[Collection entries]
--- begin ---
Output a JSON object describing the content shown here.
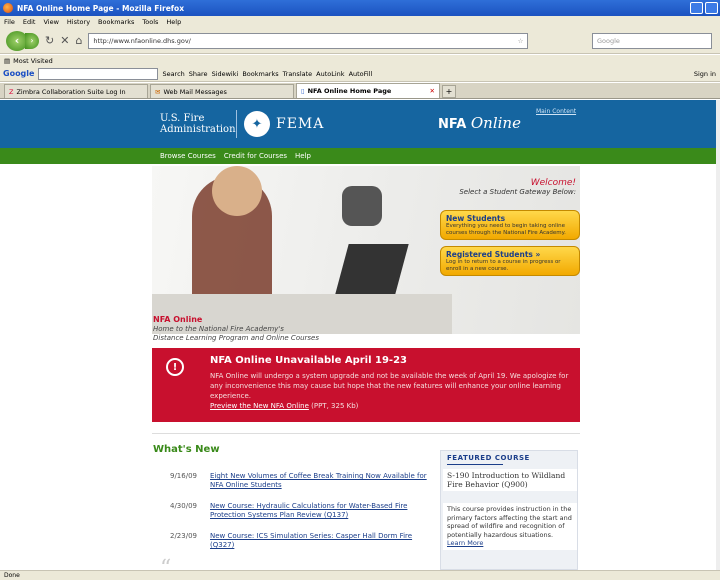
{
  "window": {
    "title": "NFA Online Home Page - Mozilla Firefox"
  },
  "menu": [
    "File",
    "Edit",
    "View",
    "History",
    "Bookmarks",
    "Tools",
    "Help"
  ],
  "nav": {
    "url": "http://www.nfaonline.dhs.gov/",
    "search_placeholder": "Google"
  },
  "bookmarks": {
    "most_visited": "Most Visited"
  },
  "googlebar": {
    "logo": "Google",
    "tools": [
      "Search",
      "Share",
      "Sidewiki",
      "Bookmarks",
      "Translate",
      "AutoLink",
      "AutoFill"
    ],
    "signin": "Sign in"
  },
  "tabs": [
    {
      "label": "Zimbra Collaboration Suite Log In"
    },
    {
      "label": "Web Mail Messages"
    },
    {
      "label": "NFA Online Home Page"
    }
  ],
  "header": {
    "usfire_line1": "U.S. Fire",
    "usfire_line2": "Administration",
    "fema": "FEMA",
    "nfa_prefix": "NFA",
    "nfa_online": "Online",
    "main_content": "Main Content"
  },
  "greennav": [
    "Browse Courses",
    "Credit for Courses",
    "Help"
  ],
  "hero": {
    "welcome": "Welcome!",
    "gateway": "Select a Student Gateway Below:",
    "new_students_title": "New Students",
    "new_students_desc": "Everything you need to begin taking online courses through the National Fire Academy.",
    "registered_title": "Registered Students »",
    "registered_desc": "Log in to return to a course in progress or enroll in a new course.",
    "nfa_online": "NFA Online",
    "sub_line1": "Home to the National Fire Academy's",
    "sub_line2": "Distance Learning Program and Online Courses"
  },
  "alert": {
    "icon": "!",
    "title": "NFA Online Unavailable April 19-23",
    "body": "NFA Online will undergo a system upgrade and not be available the week of April 19. We apologize for any inconvenience this may cause but hope that the new features will enhance your online learning experience.",
    "link": "Preview the New NFA Online",
    "link_suffix": " (PPT, 325 Kb)"
  },
  "whats_new": {
    "title": "What's New",
    "items": [
      {
        "date": "9/16/09",
        "text": "Eight New Volumes of Coffee Break Training Now Available for NFA Online Students"
      },
      {
        "date": "4/30/09",
        "text": "New Course: Hydraulic Calculations for Water-Based Fire Protection Systems Plan Review (Q137)"
      },
      {
        "date": "2/23/09",
        "text": "New Course: ICS Simulation Series: Casper Hall Dorm Fire (Q327)"
      }
    ]
  },
  "featured": {
    "heading": "FEATURED COURSE",
    "title": "S-190 Introduction to Wildland Fire Behavior (Q900)",
    "desc": "This course provides instruction in the primary factors affecting the start and spread of wildfire and recognition of potentially hazardous situations.",
    "learn_more": "Learn More"
  },
  "status": {
    "text": "Done"
  }
}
--- end ---
Locate the lines above that hold the word "text". Show every one of them.

        "text": "Eight New Volumes of Coffee Break Training Now Available for NFA Online Students"
        "text": "New Course: Hydraulic Calculations for Water-Based Fire Protection Systems Plan Review (Q137)"
        "text": "New Course: ICS Simulation Series: Casper Hall Dorm Fire (Q327)"
    "text": "Done"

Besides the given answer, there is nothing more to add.